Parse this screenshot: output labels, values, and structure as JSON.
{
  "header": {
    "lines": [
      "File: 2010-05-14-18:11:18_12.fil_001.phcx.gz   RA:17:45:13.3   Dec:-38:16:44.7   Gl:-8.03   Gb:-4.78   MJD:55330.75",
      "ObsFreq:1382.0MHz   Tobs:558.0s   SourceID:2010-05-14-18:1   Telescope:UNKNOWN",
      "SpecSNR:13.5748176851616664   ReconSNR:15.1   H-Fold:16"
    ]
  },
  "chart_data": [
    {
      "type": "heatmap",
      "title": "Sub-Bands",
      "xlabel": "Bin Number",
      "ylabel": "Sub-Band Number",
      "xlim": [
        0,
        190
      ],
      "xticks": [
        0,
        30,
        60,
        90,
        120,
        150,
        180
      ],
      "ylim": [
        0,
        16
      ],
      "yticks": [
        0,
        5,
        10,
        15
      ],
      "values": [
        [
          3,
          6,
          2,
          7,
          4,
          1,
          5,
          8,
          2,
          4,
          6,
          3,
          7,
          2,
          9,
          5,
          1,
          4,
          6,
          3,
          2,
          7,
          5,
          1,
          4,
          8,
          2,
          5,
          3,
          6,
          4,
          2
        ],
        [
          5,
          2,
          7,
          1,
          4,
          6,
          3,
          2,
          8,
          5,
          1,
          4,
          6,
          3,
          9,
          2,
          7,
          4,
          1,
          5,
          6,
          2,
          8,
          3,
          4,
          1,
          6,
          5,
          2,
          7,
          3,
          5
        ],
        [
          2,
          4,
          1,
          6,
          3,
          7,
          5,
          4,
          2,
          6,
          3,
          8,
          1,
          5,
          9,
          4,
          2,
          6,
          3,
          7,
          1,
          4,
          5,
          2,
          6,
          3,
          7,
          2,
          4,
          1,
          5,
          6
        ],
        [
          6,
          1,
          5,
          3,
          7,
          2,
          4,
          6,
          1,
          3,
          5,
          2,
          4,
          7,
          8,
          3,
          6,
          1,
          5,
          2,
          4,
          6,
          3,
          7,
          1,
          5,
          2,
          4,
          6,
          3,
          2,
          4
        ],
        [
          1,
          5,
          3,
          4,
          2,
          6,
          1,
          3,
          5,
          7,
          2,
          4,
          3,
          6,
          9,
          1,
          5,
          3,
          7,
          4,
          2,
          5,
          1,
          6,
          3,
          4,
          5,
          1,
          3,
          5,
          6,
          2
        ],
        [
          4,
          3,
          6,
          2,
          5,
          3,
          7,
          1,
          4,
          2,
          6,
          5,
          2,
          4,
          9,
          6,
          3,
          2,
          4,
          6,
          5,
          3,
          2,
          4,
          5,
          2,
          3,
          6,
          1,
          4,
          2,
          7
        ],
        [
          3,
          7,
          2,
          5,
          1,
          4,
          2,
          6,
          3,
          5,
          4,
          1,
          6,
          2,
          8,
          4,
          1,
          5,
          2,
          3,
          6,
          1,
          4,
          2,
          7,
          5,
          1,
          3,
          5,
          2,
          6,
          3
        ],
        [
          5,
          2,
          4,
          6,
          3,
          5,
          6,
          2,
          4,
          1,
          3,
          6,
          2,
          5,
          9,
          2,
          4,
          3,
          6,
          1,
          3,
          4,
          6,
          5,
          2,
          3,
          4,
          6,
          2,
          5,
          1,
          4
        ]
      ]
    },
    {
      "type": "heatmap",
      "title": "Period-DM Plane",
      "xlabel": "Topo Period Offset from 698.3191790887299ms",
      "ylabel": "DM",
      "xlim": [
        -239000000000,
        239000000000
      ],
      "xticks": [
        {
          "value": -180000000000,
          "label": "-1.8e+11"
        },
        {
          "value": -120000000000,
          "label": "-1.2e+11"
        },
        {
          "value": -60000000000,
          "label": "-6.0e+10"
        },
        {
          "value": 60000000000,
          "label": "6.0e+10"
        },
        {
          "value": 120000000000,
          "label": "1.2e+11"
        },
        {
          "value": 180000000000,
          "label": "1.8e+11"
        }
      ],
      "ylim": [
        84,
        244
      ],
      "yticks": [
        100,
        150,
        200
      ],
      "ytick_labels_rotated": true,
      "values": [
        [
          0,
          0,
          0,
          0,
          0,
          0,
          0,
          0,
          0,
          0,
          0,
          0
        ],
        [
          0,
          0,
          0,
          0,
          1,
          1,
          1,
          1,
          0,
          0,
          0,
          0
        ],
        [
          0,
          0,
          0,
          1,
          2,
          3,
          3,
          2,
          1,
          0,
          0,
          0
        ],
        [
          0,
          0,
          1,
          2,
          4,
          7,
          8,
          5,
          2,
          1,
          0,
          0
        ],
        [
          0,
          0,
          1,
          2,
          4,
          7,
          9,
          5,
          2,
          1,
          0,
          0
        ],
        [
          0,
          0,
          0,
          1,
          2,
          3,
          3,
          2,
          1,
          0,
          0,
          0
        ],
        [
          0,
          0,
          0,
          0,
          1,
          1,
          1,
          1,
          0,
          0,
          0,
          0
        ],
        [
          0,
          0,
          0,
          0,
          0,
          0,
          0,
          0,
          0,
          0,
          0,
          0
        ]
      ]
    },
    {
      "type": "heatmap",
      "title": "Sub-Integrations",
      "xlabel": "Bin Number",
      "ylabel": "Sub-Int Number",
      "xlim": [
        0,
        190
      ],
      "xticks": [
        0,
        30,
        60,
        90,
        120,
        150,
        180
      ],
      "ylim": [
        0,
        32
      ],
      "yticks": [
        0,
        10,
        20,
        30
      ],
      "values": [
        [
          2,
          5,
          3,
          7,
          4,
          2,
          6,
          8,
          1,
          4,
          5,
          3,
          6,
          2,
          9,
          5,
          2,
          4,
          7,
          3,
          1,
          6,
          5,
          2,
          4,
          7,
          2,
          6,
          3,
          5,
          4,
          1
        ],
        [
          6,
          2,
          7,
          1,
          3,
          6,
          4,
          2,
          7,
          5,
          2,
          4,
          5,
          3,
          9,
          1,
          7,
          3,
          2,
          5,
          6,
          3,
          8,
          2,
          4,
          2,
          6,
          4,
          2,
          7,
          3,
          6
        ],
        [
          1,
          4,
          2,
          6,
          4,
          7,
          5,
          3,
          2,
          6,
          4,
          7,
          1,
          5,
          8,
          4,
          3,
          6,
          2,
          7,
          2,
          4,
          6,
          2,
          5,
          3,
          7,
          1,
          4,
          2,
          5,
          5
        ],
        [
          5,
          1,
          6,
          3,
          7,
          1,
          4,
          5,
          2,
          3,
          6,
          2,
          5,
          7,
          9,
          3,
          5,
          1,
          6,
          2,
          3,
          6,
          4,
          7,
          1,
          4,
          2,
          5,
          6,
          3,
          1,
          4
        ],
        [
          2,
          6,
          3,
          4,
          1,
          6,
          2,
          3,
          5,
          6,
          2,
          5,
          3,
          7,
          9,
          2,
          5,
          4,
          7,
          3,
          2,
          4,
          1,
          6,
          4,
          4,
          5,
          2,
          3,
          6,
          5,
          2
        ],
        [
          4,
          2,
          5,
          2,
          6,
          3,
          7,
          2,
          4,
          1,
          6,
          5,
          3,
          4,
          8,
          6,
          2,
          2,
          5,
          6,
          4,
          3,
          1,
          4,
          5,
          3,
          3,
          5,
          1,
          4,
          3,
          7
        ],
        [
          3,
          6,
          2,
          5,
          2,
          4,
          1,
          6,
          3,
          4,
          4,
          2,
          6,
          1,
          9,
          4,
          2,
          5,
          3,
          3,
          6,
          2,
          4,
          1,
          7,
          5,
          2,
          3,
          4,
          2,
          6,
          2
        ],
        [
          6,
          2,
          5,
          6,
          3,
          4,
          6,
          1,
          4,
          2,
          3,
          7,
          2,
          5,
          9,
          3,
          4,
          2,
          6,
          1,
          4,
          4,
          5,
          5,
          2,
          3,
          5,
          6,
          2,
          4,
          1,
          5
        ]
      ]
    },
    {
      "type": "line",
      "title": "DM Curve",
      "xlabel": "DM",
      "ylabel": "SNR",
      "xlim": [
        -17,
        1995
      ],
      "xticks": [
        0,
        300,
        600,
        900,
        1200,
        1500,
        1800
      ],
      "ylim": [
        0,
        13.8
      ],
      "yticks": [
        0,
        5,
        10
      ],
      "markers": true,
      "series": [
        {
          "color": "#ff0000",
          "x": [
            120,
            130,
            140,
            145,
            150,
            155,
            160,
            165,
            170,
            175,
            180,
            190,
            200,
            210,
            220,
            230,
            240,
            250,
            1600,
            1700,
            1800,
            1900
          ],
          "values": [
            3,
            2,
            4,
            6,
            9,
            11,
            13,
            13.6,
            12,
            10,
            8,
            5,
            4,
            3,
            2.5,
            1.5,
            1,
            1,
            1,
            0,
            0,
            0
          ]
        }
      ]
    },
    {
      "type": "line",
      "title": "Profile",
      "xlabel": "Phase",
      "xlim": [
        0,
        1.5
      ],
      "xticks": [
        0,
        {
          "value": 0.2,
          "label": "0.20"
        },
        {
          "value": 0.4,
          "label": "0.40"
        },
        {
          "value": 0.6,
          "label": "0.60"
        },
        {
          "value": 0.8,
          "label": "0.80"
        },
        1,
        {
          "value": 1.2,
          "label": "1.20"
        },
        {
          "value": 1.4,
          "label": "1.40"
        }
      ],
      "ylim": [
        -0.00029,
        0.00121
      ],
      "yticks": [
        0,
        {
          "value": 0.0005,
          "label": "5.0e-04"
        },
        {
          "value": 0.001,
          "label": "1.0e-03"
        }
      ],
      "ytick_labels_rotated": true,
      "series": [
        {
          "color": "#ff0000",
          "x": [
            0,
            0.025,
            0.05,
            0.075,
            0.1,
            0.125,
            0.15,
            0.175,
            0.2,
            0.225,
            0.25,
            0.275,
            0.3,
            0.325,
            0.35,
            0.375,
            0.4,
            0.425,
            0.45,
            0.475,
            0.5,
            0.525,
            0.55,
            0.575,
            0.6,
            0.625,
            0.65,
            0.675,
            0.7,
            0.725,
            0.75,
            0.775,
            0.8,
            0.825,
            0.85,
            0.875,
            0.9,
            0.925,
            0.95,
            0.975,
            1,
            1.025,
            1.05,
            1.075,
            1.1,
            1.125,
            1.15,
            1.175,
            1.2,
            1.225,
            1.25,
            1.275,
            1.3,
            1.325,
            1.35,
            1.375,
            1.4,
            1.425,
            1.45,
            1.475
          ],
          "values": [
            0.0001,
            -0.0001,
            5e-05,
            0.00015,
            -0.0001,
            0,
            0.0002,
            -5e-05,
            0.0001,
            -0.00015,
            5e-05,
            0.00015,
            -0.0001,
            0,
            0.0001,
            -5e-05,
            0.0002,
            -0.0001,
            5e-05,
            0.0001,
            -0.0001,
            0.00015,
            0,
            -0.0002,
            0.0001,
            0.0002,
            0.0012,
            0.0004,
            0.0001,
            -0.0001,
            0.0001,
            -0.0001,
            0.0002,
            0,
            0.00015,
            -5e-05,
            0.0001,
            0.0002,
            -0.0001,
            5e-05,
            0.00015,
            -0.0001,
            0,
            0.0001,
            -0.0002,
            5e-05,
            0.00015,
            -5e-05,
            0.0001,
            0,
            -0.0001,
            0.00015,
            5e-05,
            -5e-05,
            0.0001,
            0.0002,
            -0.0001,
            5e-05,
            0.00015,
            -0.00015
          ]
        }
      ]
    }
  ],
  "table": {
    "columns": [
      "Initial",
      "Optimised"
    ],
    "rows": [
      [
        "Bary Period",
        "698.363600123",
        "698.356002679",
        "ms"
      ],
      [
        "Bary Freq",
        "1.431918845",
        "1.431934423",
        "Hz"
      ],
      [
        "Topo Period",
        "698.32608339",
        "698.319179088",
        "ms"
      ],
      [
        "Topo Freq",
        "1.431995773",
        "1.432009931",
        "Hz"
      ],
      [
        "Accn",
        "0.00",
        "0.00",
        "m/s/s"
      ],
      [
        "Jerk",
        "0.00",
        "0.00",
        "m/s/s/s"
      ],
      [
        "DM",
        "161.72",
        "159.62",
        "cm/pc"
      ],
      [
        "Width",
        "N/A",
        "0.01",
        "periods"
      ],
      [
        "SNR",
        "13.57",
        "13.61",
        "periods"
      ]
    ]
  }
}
= = = = = = =
What is required -
Identify and copy lines that hold the string "Number".

Exercise solution -
      "xlabel": "Bin Number",
      "ylabel": "Sub-Band Number",
      "xlabel": "Bin Number",
      "ylabel": "Sub-Int Number",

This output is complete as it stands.